Set task 1 = Reproduce word for word the stretch of the k-means clustering tutorial from "original_data.head()" through "scaler = StandardScaler()".

Selected text =
* * * * *
In the previous chapter we learned about how the k-means algorithm finds groups of similar data points in a sample. Let's write some Python code using Sklearn to carry out a k-means clustering. We will use the same Times Educational Supplement University rankings data that we used in the PCA exercise.
Loading, Cleaning and Standardizing the Data
As with our PCA exercise, we need to first load, clean and standardize our data:
# Import standard libraries
import pandas as pd
import numpy as np
# Import the kmeans algorithm
from sklearn.cluster import KMeans
# Import functions created for this course
from functions import *
Load the data set:
# Load the data from the csv file into a Pandas Dataframe
original_data = pd.read_csv('world_university_rankings_2016.csv', index_col='university_name')
original_data.head()
K-means can only work with quantitative data, so we will remove country.
In addition, we will remove the total_score and world_rank columns as they are the totals and rank for the table as a whole. We are really interested in analyzing the underlying metrics that contribute to the overall score.
So let's filter our data down to just the remaining columns of interest:
As with our PCA exercise, we will replace nulls with the mean value of the variable:
X = X.fillna(X.mean())
Again, we will apply the standard scaler to scale our data so that all variables have a mean of 0 and a standard deviation of 1.
# Import the sklearn function
from sklearn.preprocessing import StandardScaler
# Standardize the data
scaler = StandardScaler()
X_scaled = scaler.fit_transform(X)
X_scaled
So, thus far we have treated the data in exactly the same way we did for PCA.
Performing a K-means Clustering
Now we can perform the k-means clustering. We will ask for 3 clusters (the n_clusters
parameter) and ask for clustering to be performed 10 times, starting with different centroids (this is the n_init
parameter). In this way, we can ask the algorithm to give us the best of the 10 runs.
# Create a k-means clustering model
kmeans = KMeans(init='random', n_clusters=3, n_init=10)
# Fit the data to the model
kmeans.fit(X_scaled)
# Determine which clusters each data point belongs to:
clusters = kmeans.predict(X_scaled)
Let's add a new column, cluster number to the original data so we can see what universities sit in what cluster:
# Add cluster number to the original data
X_scaled_clustered = pd.DataFrame(X_scaled, columns=X.columns, index=X.index)
X_scaled_clustered['cluster'] = clusters
X_scaled_clustered.head()
And...That's it! Really! We have performed a k-means clustering on our data. In the next chapter we will analyse the results.
* * * * *
Entries supplied =
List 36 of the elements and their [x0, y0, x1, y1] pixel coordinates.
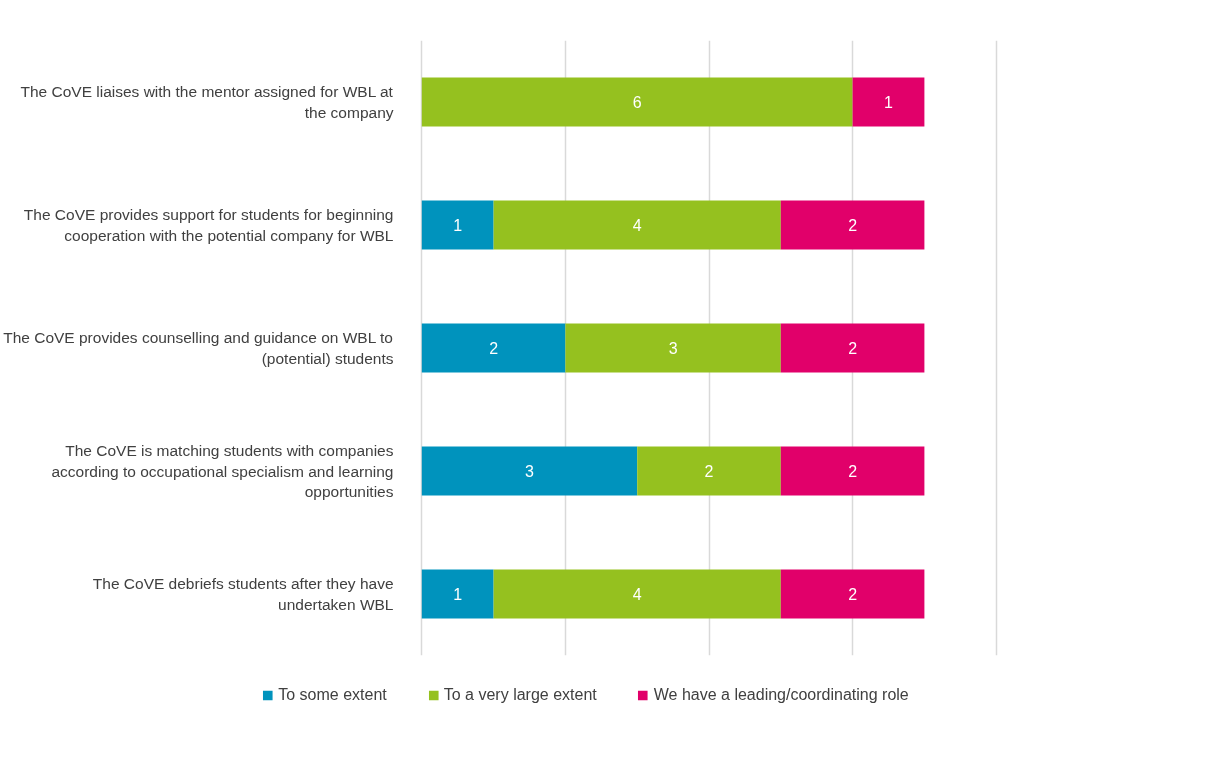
bar [852, 77, 925, 127]
data-label: 2 [489, 340, 499, 357]
bar [421, 569, 494, 619]
legend-label: To a very large extent [443, 686, 597, 704]
data-label: 1 [453, 217, 463, 234]
bar [780, 200, 925, 250]
bar [780, 446, 925, 496]
legend-label: We have a leading/coordinating role [653, 686, 909, 704]
data-label: 2 [704, 463, 714, 480]
data-label: 4 [632, 217, 642, 234]
data-label: 1 [453, 586, 463, 603]
y-tick-label: The CoVE provides counselling and guidance on WBL to (potential) students [3, 329, 394, 367]
y-tick-label: The CoVE provides support for students for beginning cooperation with the potential company for WBL [23, 206, 394, 244]
y-tick-label: The CoVE is matching students with companies according to occupational specialism and learning opportunities [51, 442, 394, 500]
data-label: 2 [848, 340, 858, 357]
data-label: 3 [525, 463, 535, 480]
data-label: 6 [632, 94, 642, 111]
bar [421, 446, 638, 496]
data-label: 3 [668, 340, 678, 357]
bar [421, 323, 566, 373]
bar [421, 77, 853, 127]
bar [493, 569, 781, 619]
legend-label: To some extent [278, 686, 387, 704]
data-label: 4 [632, 586, 642, 603]
bar [493, 200, 781, 250]
data-label: 1 [884, 94, 894, 111]
data-label: 2 [848, 463, 858, 480]
data-label: 2 [848, 586, 858, 603]
bar [637, 446, 781, 496]
bar [780, 323, 925, 373]
bar [565, 323, 781, 373]
data-label: 2 [848, 217, 858, 234]
y-tick-label: The CoVE liaises with the mentor assigned for WBL at the company [20, 83, 394, 121]
bar [421, 200, 494, 250]
y-tick-label: The CoVE debriefs students after they have undertaken WBL [92, 575, 394, 613]
bar [780, 569, 925, 619]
* * * * *
Set task 2 = In the entries, give the stretch from the line that contains "bar [852, 77, 925, 127]" through the line that contains "data-label: 4 [632, 217, 642, 234]" as a JSON list of strings, one string per line, with blank lines left out.

Problem solution 1 =
original_data.head()
K-means can only work with quantitative data, so we will remove country.
In addition, we will remove the total_score and world_rank columns as they are the totals and rank for the table as a whole. We are really interested in analyzing the underlying metrics that contribute to the overall score.
So let's filter our data down to just the remaining columns of interest:
As with our PCA exercise, we will replace nulls with the mean value of the variable:
X = X.fillna(X.mean())
Again, we will apply the standard scaler to scale our data so that all variables have a mean of 0 and a standard deviation of 1.
# Import the sklearn function
from sklearn.preprocessing import StandardScaler
# Standardize the data
scaler = StandardScaler()

Problem solution 2 =
[
  "bar [852, 77, 925, 127]",
  "data-label: 2 [489, 340, 499, 357]",
  "bar [421, 569, 494, 619]",
  "legend-label: To a very large extent [443, 686, 597, 704]",
  "data-label: 1 [453, 217, 463, 234]",
  "bar [780, 200, 925, 250]",
  "bar [780, 446, 925, 496]",
  "legend-label: We have a leading/coordinating role [653, 686, 909, 704]",
  "data-label: 2 [704, 463, 714, 480]",
  "data-label: 4 [632, 217, 642, 234]"
]